*Instructions to follow*: Put the entries below into a Markdown table with two columns, Row and Line. Number the rows and skip any blank lines.

*Supplied records*:

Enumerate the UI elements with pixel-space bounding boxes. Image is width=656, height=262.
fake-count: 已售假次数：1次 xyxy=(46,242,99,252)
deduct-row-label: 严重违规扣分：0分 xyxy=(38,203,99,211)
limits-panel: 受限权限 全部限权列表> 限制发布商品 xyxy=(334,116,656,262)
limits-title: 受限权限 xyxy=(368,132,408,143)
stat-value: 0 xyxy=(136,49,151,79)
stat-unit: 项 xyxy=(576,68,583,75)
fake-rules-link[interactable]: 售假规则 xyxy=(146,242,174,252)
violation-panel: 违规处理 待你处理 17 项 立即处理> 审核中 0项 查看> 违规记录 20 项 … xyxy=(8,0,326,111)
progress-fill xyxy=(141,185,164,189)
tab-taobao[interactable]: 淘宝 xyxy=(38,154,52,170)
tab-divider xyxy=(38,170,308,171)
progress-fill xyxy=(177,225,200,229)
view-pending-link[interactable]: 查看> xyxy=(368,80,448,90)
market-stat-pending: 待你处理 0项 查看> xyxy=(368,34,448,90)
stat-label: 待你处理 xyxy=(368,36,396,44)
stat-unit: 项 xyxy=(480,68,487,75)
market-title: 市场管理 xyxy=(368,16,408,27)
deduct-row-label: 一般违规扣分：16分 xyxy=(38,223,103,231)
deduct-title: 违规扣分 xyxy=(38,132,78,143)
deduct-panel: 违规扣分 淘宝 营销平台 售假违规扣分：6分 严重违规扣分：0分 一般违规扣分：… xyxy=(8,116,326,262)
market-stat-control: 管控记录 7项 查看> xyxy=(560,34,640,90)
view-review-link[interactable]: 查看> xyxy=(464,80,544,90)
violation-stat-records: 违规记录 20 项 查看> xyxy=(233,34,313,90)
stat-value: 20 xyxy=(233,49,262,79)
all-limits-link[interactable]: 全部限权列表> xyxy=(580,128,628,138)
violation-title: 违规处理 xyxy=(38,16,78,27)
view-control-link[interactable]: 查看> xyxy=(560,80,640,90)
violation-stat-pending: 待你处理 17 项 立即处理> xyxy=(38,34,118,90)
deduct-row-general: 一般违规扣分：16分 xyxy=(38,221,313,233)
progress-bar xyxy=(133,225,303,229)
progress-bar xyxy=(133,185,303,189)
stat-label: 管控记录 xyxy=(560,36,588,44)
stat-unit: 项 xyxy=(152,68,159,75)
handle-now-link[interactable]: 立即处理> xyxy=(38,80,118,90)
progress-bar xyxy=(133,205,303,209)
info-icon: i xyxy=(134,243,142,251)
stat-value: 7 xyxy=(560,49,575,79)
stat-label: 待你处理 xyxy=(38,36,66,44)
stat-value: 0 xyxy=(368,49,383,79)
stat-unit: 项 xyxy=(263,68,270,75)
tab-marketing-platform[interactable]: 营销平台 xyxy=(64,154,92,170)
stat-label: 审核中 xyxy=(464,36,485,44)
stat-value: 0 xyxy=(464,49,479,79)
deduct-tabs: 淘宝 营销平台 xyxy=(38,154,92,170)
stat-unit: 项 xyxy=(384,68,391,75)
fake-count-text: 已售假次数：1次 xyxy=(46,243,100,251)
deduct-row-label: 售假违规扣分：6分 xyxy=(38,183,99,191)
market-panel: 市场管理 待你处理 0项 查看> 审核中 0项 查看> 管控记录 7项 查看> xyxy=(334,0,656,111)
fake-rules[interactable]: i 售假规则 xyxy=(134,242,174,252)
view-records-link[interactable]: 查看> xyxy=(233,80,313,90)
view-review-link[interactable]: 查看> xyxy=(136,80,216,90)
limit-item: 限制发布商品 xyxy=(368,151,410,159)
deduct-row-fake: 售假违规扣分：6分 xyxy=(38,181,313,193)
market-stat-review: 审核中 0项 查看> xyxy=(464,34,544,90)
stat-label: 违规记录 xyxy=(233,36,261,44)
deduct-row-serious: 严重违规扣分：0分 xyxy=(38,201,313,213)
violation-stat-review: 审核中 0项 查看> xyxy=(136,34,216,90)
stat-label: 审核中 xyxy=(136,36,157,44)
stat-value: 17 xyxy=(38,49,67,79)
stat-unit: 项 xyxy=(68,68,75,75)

*Solution for this exercise*:
| Row | Line |
|---|---|
| 1 | Enumerate the UI elements with pixel-space bounding boxes. Image is width=656, height=262. |
| 2 | fake-count: 已售假次数：1次 xyxy=(46,242,99,252) |
| 3 | deduct-row-label: 严重违规扣分：0分 xyxy=(38,203,99,211) |
| 4 | limits-panel: 受限权限 全部限权列表> 限制发布商品 xyxy=(334,116,656,262) |
| 5 | limits-title: 受限权限 xyxy=(368,132,408,143) |
| 6 | stat-value: 0 xyxy=(136,49,151,79) |
| 7 | stat-unit: 项 xyxy=(576,68,583,75) |
| 8 | fake-rules-link[interactable]: 售假规则 xyxy=(146,242,174,252) |
| 9 | violation-panel: 违规处理 待你处理 17 项 立即处理> 审核中 0项 查看> 违规记录 20 项 … xyxy=(8,0,326,111) |
| 10 | progress-fill xyxy=(141,185,164,189) |
| 11 | tab-taobao[interactable]: 淘宝 xyxy=(38,154,52,170) |
| 12 | tab-divider xyxy=(38,170,308,171) |
| 13 | progress-fill xyxy=(177,225,200,229) |
| 14 | view-pending-link[interactable]: 查看> xyxy=(368,80,448,90) |
| 15 | market-stat-pending: 待你处理 0项 查看> xyxy=(368,34,448,90) |
| 16 | stat-label: 待你处理 xyxy=(368,36,396,44) |
| 17 | stat-unit: 项 xyxy=(480,68,487,75) |
| 18 | market-title: 市场管理 xyxy=(368,16,408,27) |
| 19 | deduct-row-label: 一般违规扣分：16分 xyxy=(38,223,103,231) |
| 20 | deduct-title: 违规扣分 xyxy=(38,132,78,143) |
| 21 | deduct-panel: 违规扣分 淘宝 营销平台 售假违规扣分：6分 严重违规扣分：0分 一般违规扣分：… xyxy=(8,116,326,262) |
| 22 | market-stat-control: 管控记录 7项 查看> xyxy=(560,34,640,90) |
| 23 | view-review-link[interactable]: 查看> xyxy=(464,80,544,90) |
| 24 | violation-stat-records: 违规记录 20 项 查看> xyxy=(233,34,313,90) |
| 25 | stat-value: 20 xyxy=(233,49,262,79) |
| 26 | all-limits-link[interactable]: 全部限权列表> xyxy=(580,128,628,138) |
| 27 | violation-title: 违规处理 xyxy=(38,16,78,27) |
| 28 | view-control-link[interactable]: 查看> xyxy=(560,80,640,90) |
| 29 | violation-stat-pending: 待你处理 17 项 立即处理> xyxy=(38,34,118,90) |
| 30 | deduct-row-general: 一般违规扣分：16分 xyxy=(38,221,313,233) |
| 31 | progress-bar xyxy=(133,225,303,229) |
| 32 | progress-bar xyxy=(133,185,303,189) |
| 33 | stat-label: 管控记录 xyxy=(560,36,588,44) |
| 34 | stat-unit: 项 xyxy=(152,68,159,75) |
| 35 | handle-now-link[interactable]: 立即处理> xyxy=(38,80,118,90) |
| 36 | progress-bar xyxy=(133,205,303,209) |
| 37 | info-icon: i xyxy=(134,243,142,251) |
| 38 | stat-value: 7 xyxy=(560,49,575,79) |
| 39 | stat-label: 待你处理 xyxy=(38,36,66,44) |
| 40 | stat-value: 0 xyxy=(368,49,383,79) |
| 41 | stat-unit: 项 xyxy=(263,68,270,75) |
| 42 | tab-marketing-platform[interactable]: 营销平台 xyxy=(64,154,92,170) |
| 43 | stat-label: 审核中 xyxy=(464,36,485,44) |
| 44 | stat-value: 0 xyxy=(464,49,479,79) |
| 45 | deduct-tabs: 淘宝 营销平台 xyxy=(38,154,92,170) |
| 46 | stat-unit: 项 xyxy=(384,68,391,75) |
| 47 | fake-count-text: 已售假次数：1次 xyxy=(46,243,100,251) |
| 48 | deduct-row-label: 售假违规扣分：6分 xyxy=(38,183,99,191) |
| 49 | market-panel: 市场管理 待你处理 0项 查看> 审核中 0项 查看> 管控记录 7项 查看> xyxy=(334,0,656,111) |
| 50 | fake-rules[interactable]: i 售假规则 xyxy=(134,242,174,252) |
| 51 | view-records-link[interactable]: 查看> xyxy=(233,80,313,90) |
| 52 | view-review-link[interactable]: 查看> xyxy=(136,80,216,90) |
| 53 | limit-item: 限制发布商品 xyxy=(368,151,410,159) |
| 54 | deduct-row-fake: 售假违规扣分：6分 xyxy=(38,181,313,193) |
| 55 | market-stat-review: 审核中 0项 查看> xyxy=(464,34,544,90) |
| 56 | stat-label: 违规记录 xyxy=(233,36,261,44) |
| 57 | deduct-row-serious: 严重违规扣分：0分 xyxy=(38,201,313,213) |
| 58 | violation-stat-review: 审核中 0项 查看> xyxy=(136,34,216,90) |
| 59 | stat-label: 审核中 xyxy=(136,36,157,44) |
| 60 | stat-value: 17 xyxy=(38,49,67,79) |
| 61 | stat-unit: 项 xyxy=(68,68,75,75) |